• _Task instructions_
Set down the full listing exactly as given. Any pictures are to be left out.

Items listed in a dataset:
◆ ◆ ◆ ◆

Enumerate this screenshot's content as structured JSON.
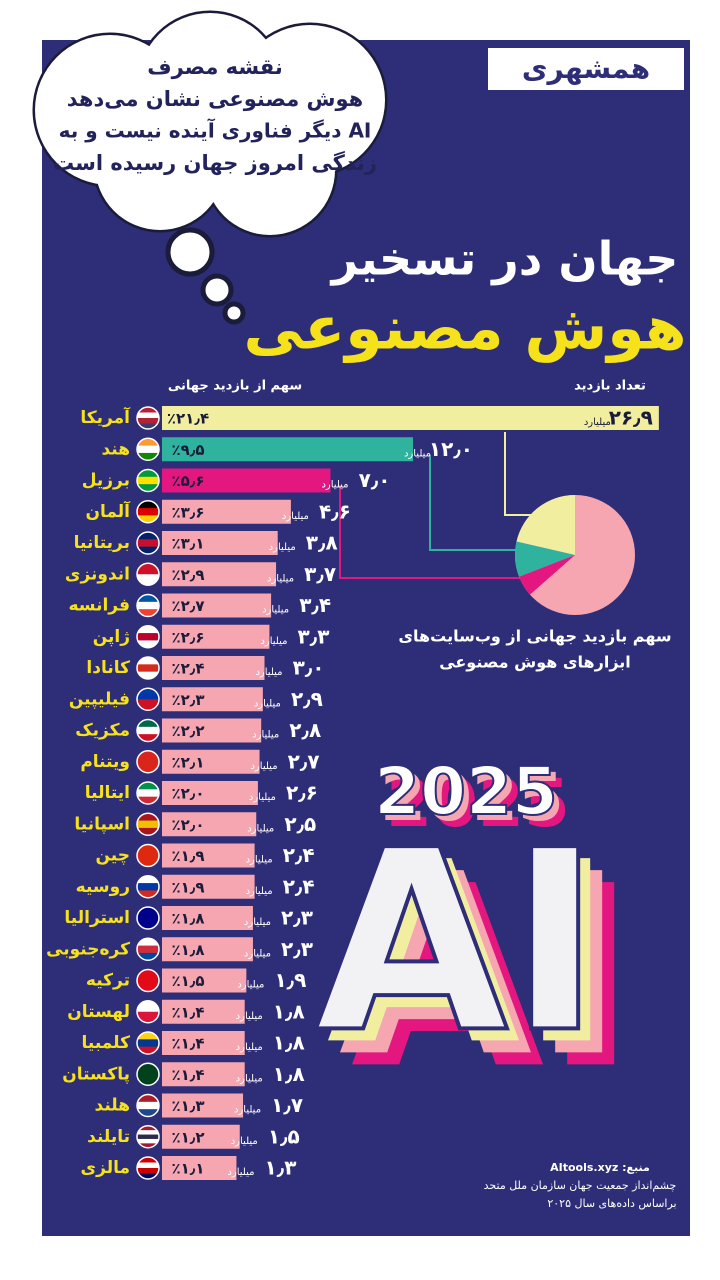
{
  "header": {
    "logo": "همشهری",
    "bubble": [
      "نقشه مصرف",
      "هوش مصنوعی نشان می‌دهد",
      "AI دیگر فناوری آینده نیست و به",
      "زندگی امروز جهان رسیده است"
    ],
    "title": "جهان در تسخیر",
    "subtitle": "هوش مصنوعی"
  },
  "chart_data": {
    "type": "bar",
    "categories": [
      "آمریکا",
      "هند",
      "برزیل",
      "آلمان",
      "بریتانیا",
      "اندونزی",
      "فرانسه",
      "ژاپن",
      "کانادا",
      "فیلیپین",
      "مکزیک",
      "ویتنام",
      "ایتالیا",
      "اسپانیا",
      "چین",
      "روسیه",
      "استرالیا",
      "کره‌جنوبی",
      "ترکیه",
      "لهستان",
      "کلمبیا",
      "پاکستان",
      "هلند",
      "تایلند",
      "مالزی"
    ],
    "series": [
      {
        "name": "تعداد بازدید",
        "unit": "میلیارد",
        "color": "#f5a6b1",
        "colors": [
          "#f1ee9f",
          "#2fb39e",
          "#e3177f",
          "#f5a6b1",
          "#f5a6b1",
          "#f5a6b1",
          "#f5a6b1",
          "#f5a6b1",
          "#f5a6b1",
          "#f5a6b1",
          "#f5a6b1",
          "#f5a6b1",
          "#f5a6b1",
          "#f5a6b1",
          "#f5a6b1",
          "#f5a6b1",
          "#f5a6b1",
          "#f5a6b1",
          "#f5a6b1",
          "#f5a6b1",
          "#f5a6b1",
          "#f5a6b1",
          "#f5a6b1",
          "#f5a6b1",
          "#f5a6b1"
        ],
        "values": [
          26.9,
          12.0,
          7.0,
          4.6,
          3.8,
          3.7,
          3.4,
          3.3,
          3.0,
          2.9,
          2.8,
          2.7,
          2.6,
          2.5,
          2.4,
          2.4,
          2.3,
          2.3,
          1.9,
          1.8,
          1.8,
          1.8,
          1.7,
          1.5,
          1.3
        ],
        "value_labels": [
          "۲۶٫۹",
          "۱۲٫۰",
          "۷٫۰",
          "۴٫۶",
          "۳٫۸",
          "۳٫۷",
          "۳٫۴",
          "۳٫۳",
          "۳٫۰",
          "۲٫۹",
          "۲٫۸",
          "۲٫۷",
          "۲٫۶",
          "۲٫۵",
          "۲٫۴",
          "۲٫۴",
          "۲٫۳",
          "۲٫۳",
          "۱٫۹",
          "۱٫۸",
          "۱٫۸",
          "۱٫۸",
          "۱٫۷",
          "۱٫۵",
          "۱٫۳"
        ]
      },
      {
        "name": "سهم از بازدید جهانی",
        "values": [
          21.4,
          9.5,
          5.6,
          3.6,
          3.1,
          2.9,
          2.7,
          2.6,
          2.4,
          2.3,
          2.2,
          2.1,
          2.0,
          2.0,
          1.9,
          1.9,
          1.8,
          1.8,
          1.5,
          1.4,
          1.4,
          1.4,
          1.3,
          1.2,
          1.1
        ],
        "value_labels": [
          "٪۲۱٫۴",
          "٪۹٫۵",
          "٪۵٫۶",
          "٪۳٫۶",
          "٪۳٫۱",
          "٪۲٫۹",
          "٪۲٫۷",
          "٪۲٫۶",
          "٪۲٫۴",
          "٪۲٫۳",
          "٪۲٫۲",
          "٪۲٫۱",
          "٪۲٫۰",
          "٪۲٫۰",
          "٪۱٫۹",
          "٪۱٫۹",
          "٪۱٫۸",
          "٪۱٫۸",
          "٪۱٫۵",
          "٪۱٫۴",
          "٪۱٫۴",
          "٪۱٫۴",
          "٪۱٫۳",
          "٪۱٫۲",
          "٪۱٫۱"
        ]
      }
    ],
    "pie_caption": [
      "سهم بازدید جهانی از وب‌سایت‌های",
      "ابزارهای هوش مصنوعی"
    ]
  },
  "artwork": {
    "year": "2025",
    "word": "AI"
  },
  "source": [
    "منبع: AItools.xyz",
    "چشم‌انداز جمعیت جهان سازمان ملل متحد",
    "براساس داده‌های سال ۲۰۲۵"
  ]
}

◆ ◆ ◆ ◆

• _Solution_
Enumerate this screenshot's content as structured JSON.
{
  "header": {
    "logo": "همشهری",
    "bubble": [
      "نقشه مصرف",
      "هوش مصنوعی نشان می‌دهد",
      "AI دیگر فناوری آینده نیست و به",
      "زندگی امروز جهان رسیده است"
    ],
    "title": "جهان در تسخیر",
    "subtitle": "هوش مصنوعی"
  },
  "chart_data": {
    "type": "bar",
    "categories": [
      "آمریکا",
      "هند",
      "برزیل",
      "آلمان",
      "بریتانیا",
      "اندونزی",
      "فرانسه",
      "ژاپن",
      "کانادا",
      "فیلیپین",
      "مکزیک",
      "ویتنام",
      "ایتالیا",
      "اسپانیا",
      "چین",
      "روسیه",
      "استرالیا",
      "کره‌جنوبی",
      "ترکیه",
      "لهستان",
      "کلمبیا",
      "پاکستان",
      "هلند",
      "تایلند",
      "مالزی"
    ],
    "series": [
      {
        "name": "تعداد بازدید",
        "unit": "میلیارد",
        "color": "#f5a6b1",
        "colors": [
          "#f1ee9f",
          "#2fb39e",
          "#e3177f",
          "#f5a6b1",
          "#f5a6b1",
          "#f5a6b1",
          "#f5a6b1",
          "#f5a6b1",
          "#f5a6b1",
          "#f5a6b1",
          "#f5a6b1",
          "#f5a6b1",
          "#f5a6b1",
          "#f5a6b1",
          "#f5a6b1",
          "#f5a6b1",
          "#f5a6b1",
          "#f5a6b1",
          "#f5a6b1",
          "#f5a6b1",
          "#f5a6b1",
          "#f5a6b1",
          "#f5a6b1",
          "#f5a6b1",
          "#f5a6b1"
        ],
        "values": [
          26.9,
          12.0,
          7.0,
          4.6,
          3.8,
          3.7,
          3.4,
          3.3,
          3.0,
          2.9,
          2.8,
          2.7,
          2.6,
          2.5,
          2.4,
          2.4,
          2.3,
          2.3,
          1.9,
          1.8,
          1.8,
          1.8,
          1.7,
          1.5,
          1.3
        ],
        "value_labels": [
          "۲۶٫۹",
          "۱۲٫۰",
          "۷٫۰",
          "۴٫۶",
          "۳٫۸",
          "۳٫۷",
          "۳٫۴",
          "۳٫۳",
          "۳٫۰",
          "۲٫۹",
          "۲٫۸",
          "۲٫۷",
          "۲٫۶",
          "۲٫۵",
          "۲٫۴",
          "۲٫۴",
          "۲٫۳",
          "۲٫۳",
          "۱٫۹",
          "۱٫۸",
          "۱٫۸",
          "۱٫۸",
          "۱٫۷",
          "۱٫۵",
          "۱٫۳"
        ]
      },
      {
        "name": "سهم از بازدید جهانی",
        "values": [
          21.4,
          9.5,
          5.6,
          3.6,
          3.1,
          2.9,
          2.7,
          2.6,
          2.4,
          2.3,
          2.2,
          2.1,
          2.0,
          2.0,
          1.9,
          1.9,
          1.8,
          1.8,
          1.5,
          1.4,
          1.4,
          1.4,
          1.3,
          1.2,
          1.1
        ],
        "value_labels": [
          "٪۲۱٫۴",
          "٪۹٫۵",
          "٪۵٫۶",
          "٪۳٫۶",
          "٪۳٫۱",
          "٪۲٫۹",
          "٪۲٫۷",
          "٪۲٫۶",
          "٪۲٫۴",
          "٪۲٫۳",
          "٪۲٫۲",
          "٪۲٫۱",
          "٪۲٫۰",
          "٪۲٫۰",
          "٪۱٫۹",
          "٪۱٫۹",
          "٪۱٫۸",
          "٪۱٫۸",
          "٪۱٫۵",
          "٪۱٫۴",
          "٪۱٫۴",
          "٪۱٫۴",
          "٪۱٫۳",
          "٪۱٫۲",
          "٪۱٫۱"
        ]
      }
    ],
    "pie_caption": [
      "سهم بازدید جهانی از وب‌سایت‌های",
      "ابزارهای هوش مصنوعی"
    ]
  },
  "artwork": {
    "year": "2025",
    "word": "AI"
  },
  "source": [
    "منبع: AItools.xyz",
    "چشم‌انداز جمعیت جهان سازمان ملل متحد",
    "براساس داده‌های سال ۲۰۲۵"
  ]
}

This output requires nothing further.